## PROVIDED DATA
**********

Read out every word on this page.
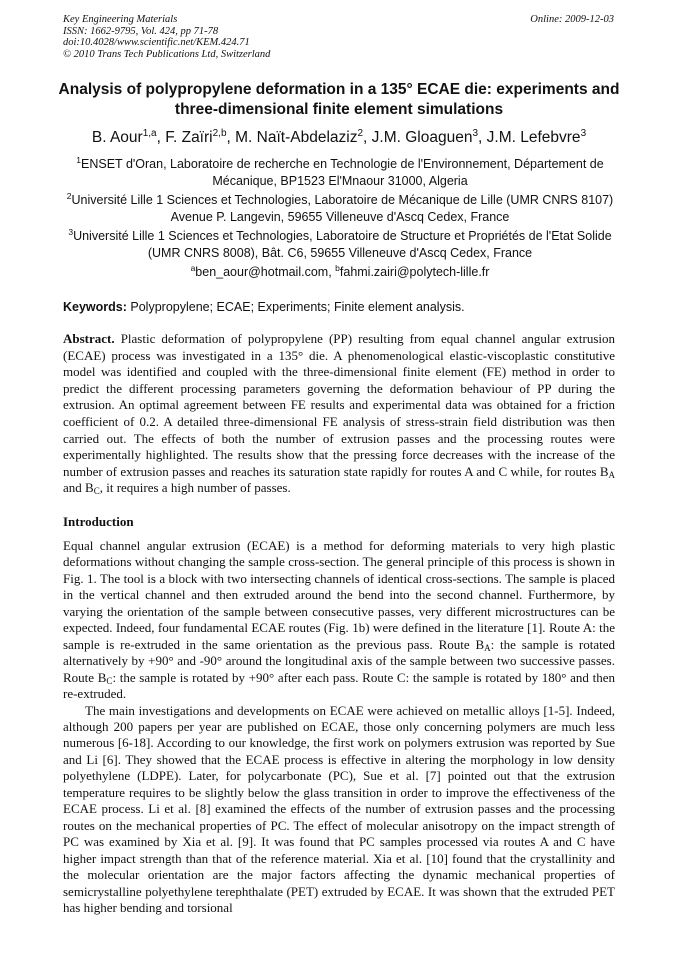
Key Engineering Materials
ISSN: 1662-9795, Vol. 424, pp 71-78
doi:10.4028/www.scientific.net/KEM.424.71
© 2010 Trans Tech Publications Ltd, Switzerland
Online: 2009-12-03
Analysis of polypropylene deformation in a 135° ECAE die: experiments and three-dimensional finite element simulations
B. Aour$^{1,a}$, F. Zaïri$^{2,b}$, M. Naït-Abdelaziz$^2$, J.M. Gloaguen$^3$, J.M. Lefebvre$^3$
$^1$ENSET d'Oran, Laboratoire de recherche en Technologie de l'Environnement, Département de Mécanique, BP1523 El'Mnaour 31000, Algeria
$^2$Université Lille 1 Sciences et Technologies, Laboratoire de Mécanique de Lille (UMR CNRS 8107) Avenue P. Langevin, 59655 Villeneuve d'Ascq Cedex, France
$^3$Université Lille 1 Sciences et Technologies, Laboratoire de Structure et Propriétés de l'Etat Solide (UMR CNRS 8008), Bât. C6, 59655 Villeneuve d'Ascq Cedex, France
$^a$ben_aour@hotmail.com, $^b$fahmi.zairi@polytech-lille.fr
Keywords: Polypropylene; ECAE; Experiments; Finite element analysis.
Abstract. Plastic deformation of polypropylene (PP) resulting from equal channel angular extrusion (ECAE) process was investigated in a 135° die. A phenomenological elastic-viscoplastic constitutive model was identified and coupled with the three-dimensional finite element (FE) method in order to predict the different processing parameters governing the deformation behaviour of PP during the extrusion. An optimal agreement between FE results and experimental data was obtained for a friction coefficient of 0.2. A detailed three-dimensional FE analysis of stress-strain field distribution was then carried out. The effects of both the number of extrusion passes and the processing routes were experimentally highlighted. The results show that the pressing force decreases with the increase of the number of extrusion passes and reaches its saturation state rapidly for routes A and C while, for routes $B_A$ and $B_C$, it requires a high number of passes.
Introduction

Equal channel angular extrusion (ECAE) is a method for deforming materials to very high plastic deformations without changing the sample cross-section. The general principle of this process is shown in Fig. 1. The tool is a block with two intersecting channels of identical cross-sections. The sample is placed in the vertical channel and then extruded around the bend into the second channel. Furthermore, by varying the orientation of the sample between consecutive passes, very different microstructures can be expected. Indeed, four fundamental ECAE routes (Fig. 1b) were defined in the literature [1]. Route A: the sample is re-extruded in the same orientation as the previous pass. Route $B_A$: the sample is rotated alternatively by +90° and -90° around the longitudinal axis of the sample between two successive passes. Route $B_C$: the sample is rotated by +90° after each pass. Route C: the sample is rotated by 180° and then re-extruded.

The main investigations and developments on ECAE were achieved on metallic alloys [1-5]. Indeed, although 200 papers per year are published on ECAE, those only concerning polymers are much less numerous [6-18]. According to our knowledge, the first work on polymers extrusion was reported by Sue and Li [6]. They showed that the ECAE process is effective in altering the morphology in low density polyethylene (LDPE). Later, for polycarbonate (PC), Sue et al. [7] pointed out that the extrusion temperature requires to be slightly below the glass transition in order to improve the effectiveness of the ECAE process. Li et al. [8] examined the effects of the number of extrusion passes and the processing routes on the mechanical properties of PC. The effect of molecular anisotropy on the impact strength of PC was examined by Xia et al. [9]. It was found that PC samples processed via routes A and C have higher impact strength than that of the reference material. Xia et al. [10] found that the crystallinity and the molecular orientation are the major factors affecting the dynamic mechanical properties of semicrystalline polyethylene terephthalate (PET) extruded by ECAE. It was shown that the extruded PET has higher bending and torsional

**********

## REQUIREMENTS
Reproduce every record above exactly, omitting the pictures.

## FINAL RESULT
Read out every word on this page.
Key Engineering Materials
ISSN: 1662-9795, Vol. 424, pp 71-78
doi:10.4028/www.scientific.net/KEM.424.71
© 2010 Trans Tech Publications Ltd, Switzerland
Online: 2009-12-03
Analysis of polypropylene deformation in a 135° ECAE die: experiments and three-dimensional finite element simulations
B. Aour$^{1,a}$, F. Zaïri$^{2,b}$, M. Naït-Abdelaziz$^2$, J.M. Gloaguen$^3$, J.M. Lefebvre$^3$
$^1$ENSET d'Oran, Laboratoire de recherche en Technologie de l'Environnement, Département de Mécanique, BP1523 El'Mnaour 31000, Algeria
$^2$Université Lille 1 Sciences et Technologies, Laboratoire de Mécanique de Lille (UMR CNRS 8107) Avenue P. Langevin, 59655 Villeneuve d'Ascq Cedex, France
$^3$Université Lille 1 Sciences et Technologies, Laboratoire de Structure et Propriétés de l'Etat Solide (UMR CNRS 8008), Bât. C6, 59655 Villeneuve d'Ascq Cedex, France
$^a$ben_aour@hotmail.com, $^b$fahmi.zairi@polytech-lille.fr
Keywords: Polypropylene; ECAE; Experiments; Finite element analysis.
Abstract. Plastic deformation of polypropylene (PP) resulting from equal channel angular extrusion (ECAE) process was investigated in a 135° die. A phenomenological elastic-viscoplastic constitutive model was identified and coupled with the three-dimensional finite element (FE) method in order to predict the different processing parameters governing the deformation behaviour of PP during the extrusion. An optimal agreement between FE results and experimental data was obtained for a friction coefficient of 0.2. A detailed three-dimensional FE analysis of stress-strain field distribution was then carried out. The effects of both the number of extrusion passes and the processing routes were experimentally highlighted. The results show that the pressing force decreases with the increase of the number of extrusion passes and reaches its saturation state rapidly for routes A and C while, for routes $B_A$ and $B_C$, it requires a high number of passes.
Introduction

Equal channel angular extrusion (ECAE) is a method for deforming materials to very high plastic deformations without changing the sample cross-section. The general principle of this process is shown in Fig. 1. The tool is a block with two intersecting channels of identical cross-sections. The sample is placed in the vertical channel and then extruded around the bend into the second channel. Furthermore, by varying the orientation of the sample between consecutive passes, very different microstructures can be expected. Indeed, four fundamental ECAE routes (Fig. 1b) were defined in the literature [1]. Route A: the sample is re-extruded in the same orientation as the previous pass. Route $B_A$: the sample is rotated alternatively by +90° and -90° around the longitudinal axis of the sample between two successive passes. Route $B_C$: the sample is rotated by +90° after each pass. Route C: the sample is rotated by 180° and then re-extruded.

The main investigations and developments on ECAE were achieved on metallic alloys [1-5]. Indeed, although 200 papers per year are published on ECAE, those only concerning polymers are much less numerous [6-18]. According to our knowledge, the first work on polymers extrusion was reported by Sue and Li [6]. They showed that the ECAE process is effective in altering the morphology in low density polyethylene (LDPE). Later, for polycarbonate (PC), Sue et al. [7] pointed out that the extrusion temperature requires to be slightly below the glass transition in order to improve the effectiveness of the ECAE process. Li et al. [8] examined the effects of the number of extrusion passes and the processing routes on the mechanical properties of PC. The effect of molecular anisotropy on the impact strength of PC was examined by Xia et al. [9]. It was found that PC samples processed via routes A and C have higher impact strength than that of the reference material. Xia et al. [10] found that the crystallinity and the molecular orientation are the major factors affecting the dynamic mechanical properties of semicrystalline polyethylene terephthalate (PET) extruded by ECAE. It was shown that the extruded PET has higher bending and torsional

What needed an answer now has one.